Live album by Morphine
- Released: September 26, 2000
- Recorded: March 7, 1994
- Venue: St. Andrew's Hall, Detroit, Michigan
- Genre: Alternative rock, jazz rock
- Label: Rykodisc

Morphine chronology
| The Night (2000) | Bootleg Detroit (2000) | The Best of Morphine: 1992–1995 (2003) |

= Bootleg Detroit =

Bootleg Detroit is the only authorized release of a live recording of Morphine. It was released on the label Rykodisc in September 2000. Recorded by Alan J. Schmit—a fan—on March 7, 1994, at St. Andrew’s Hall in Detroit, Michigan, it was edited and mixed under Mark Sandman’s supervision. He also laid out and delivered the low-fi artwork for the album prior to the band’s final tour in Italy. A deluxe remastered edition was released in 2025 that includes the full concert.

The enhanced CD contains concert footage of "Cure for Pain" and "The Saddest Song", recorded at the Montreux Jazz Festival in 1995.

**Problem details:**
Return everything in the Bootleg Detroit article above, from "Morphine chronology" down to "the full concert.", copied word for word.

**Extracted data:**

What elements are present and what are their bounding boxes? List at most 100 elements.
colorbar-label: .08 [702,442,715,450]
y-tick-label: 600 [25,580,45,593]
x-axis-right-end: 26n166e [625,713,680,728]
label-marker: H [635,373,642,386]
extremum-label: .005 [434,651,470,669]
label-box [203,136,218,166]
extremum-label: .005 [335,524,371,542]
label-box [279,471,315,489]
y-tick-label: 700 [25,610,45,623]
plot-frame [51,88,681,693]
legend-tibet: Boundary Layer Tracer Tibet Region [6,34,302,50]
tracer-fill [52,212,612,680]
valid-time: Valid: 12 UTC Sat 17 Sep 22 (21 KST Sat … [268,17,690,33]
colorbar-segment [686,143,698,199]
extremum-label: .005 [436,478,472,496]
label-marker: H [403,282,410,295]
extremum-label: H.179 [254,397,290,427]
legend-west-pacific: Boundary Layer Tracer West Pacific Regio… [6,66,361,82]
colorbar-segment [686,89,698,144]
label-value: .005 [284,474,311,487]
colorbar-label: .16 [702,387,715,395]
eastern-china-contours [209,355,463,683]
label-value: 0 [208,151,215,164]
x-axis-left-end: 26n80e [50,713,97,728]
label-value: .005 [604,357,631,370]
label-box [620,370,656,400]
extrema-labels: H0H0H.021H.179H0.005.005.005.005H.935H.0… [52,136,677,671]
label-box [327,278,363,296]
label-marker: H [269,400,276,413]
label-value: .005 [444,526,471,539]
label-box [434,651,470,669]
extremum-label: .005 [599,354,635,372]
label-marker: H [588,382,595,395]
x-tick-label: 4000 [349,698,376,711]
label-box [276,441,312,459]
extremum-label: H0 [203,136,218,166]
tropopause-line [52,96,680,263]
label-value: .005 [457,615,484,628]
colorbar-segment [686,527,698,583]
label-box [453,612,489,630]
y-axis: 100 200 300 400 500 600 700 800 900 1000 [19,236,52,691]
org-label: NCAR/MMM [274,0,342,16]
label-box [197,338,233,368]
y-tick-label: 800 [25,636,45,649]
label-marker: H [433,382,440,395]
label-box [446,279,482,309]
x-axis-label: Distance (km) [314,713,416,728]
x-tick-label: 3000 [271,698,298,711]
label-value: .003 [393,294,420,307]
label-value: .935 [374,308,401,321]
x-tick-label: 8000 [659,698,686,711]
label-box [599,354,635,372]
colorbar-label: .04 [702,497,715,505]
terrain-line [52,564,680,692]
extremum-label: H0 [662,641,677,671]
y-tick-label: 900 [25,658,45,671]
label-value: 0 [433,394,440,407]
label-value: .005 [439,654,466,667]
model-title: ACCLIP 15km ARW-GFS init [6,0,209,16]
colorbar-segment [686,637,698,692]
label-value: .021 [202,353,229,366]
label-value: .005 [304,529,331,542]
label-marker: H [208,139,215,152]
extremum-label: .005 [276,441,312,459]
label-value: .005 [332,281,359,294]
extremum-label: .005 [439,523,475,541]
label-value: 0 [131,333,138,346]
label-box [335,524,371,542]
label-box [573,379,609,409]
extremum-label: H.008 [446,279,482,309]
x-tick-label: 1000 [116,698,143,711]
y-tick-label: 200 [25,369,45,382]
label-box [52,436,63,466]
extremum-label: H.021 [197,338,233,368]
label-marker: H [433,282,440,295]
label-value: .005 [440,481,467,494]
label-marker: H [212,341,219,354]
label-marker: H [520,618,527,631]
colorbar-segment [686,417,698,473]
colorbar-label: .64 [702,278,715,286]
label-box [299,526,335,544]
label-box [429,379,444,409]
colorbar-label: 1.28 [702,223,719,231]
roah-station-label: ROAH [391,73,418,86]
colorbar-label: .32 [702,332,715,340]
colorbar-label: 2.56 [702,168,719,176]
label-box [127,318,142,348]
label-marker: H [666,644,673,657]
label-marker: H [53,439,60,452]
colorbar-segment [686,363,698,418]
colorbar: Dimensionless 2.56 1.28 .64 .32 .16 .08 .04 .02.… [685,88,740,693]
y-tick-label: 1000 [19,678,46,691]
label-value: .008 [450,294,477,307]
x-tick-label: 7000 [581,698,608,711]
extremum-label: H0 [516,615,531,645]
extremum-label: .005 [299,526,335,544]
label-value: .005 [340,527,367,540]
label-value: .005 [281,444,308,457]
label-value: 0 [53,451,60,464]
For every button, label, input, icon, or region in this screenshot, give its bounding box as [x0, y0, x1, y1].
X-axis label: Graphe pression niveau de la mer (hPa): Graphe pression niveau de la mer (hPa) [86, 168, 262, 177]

**Task result:**
Morphine chronology
| The Night (2000) | Bootleg Detroit (2000) | The Best of Morphine: 1992–1995 (2003) |

= Bootleg Detroit =

Bootleg Detroit is the only authorized release of a live recording of Morphine. It was released on the label Rykodisc in September 2000. Recorded by Alan J. Schmit—a fan—on March 7, 1994, at St. Andrew’s Hall in Detroit, Michigan, it was edited and mixed under Mark Sandman’s supervision. He also laid out and delivered the low-fi artwork for the album prior to the band’s final tour in Italy. A deluxe remastered edition was released in 2025 that includes the full concert.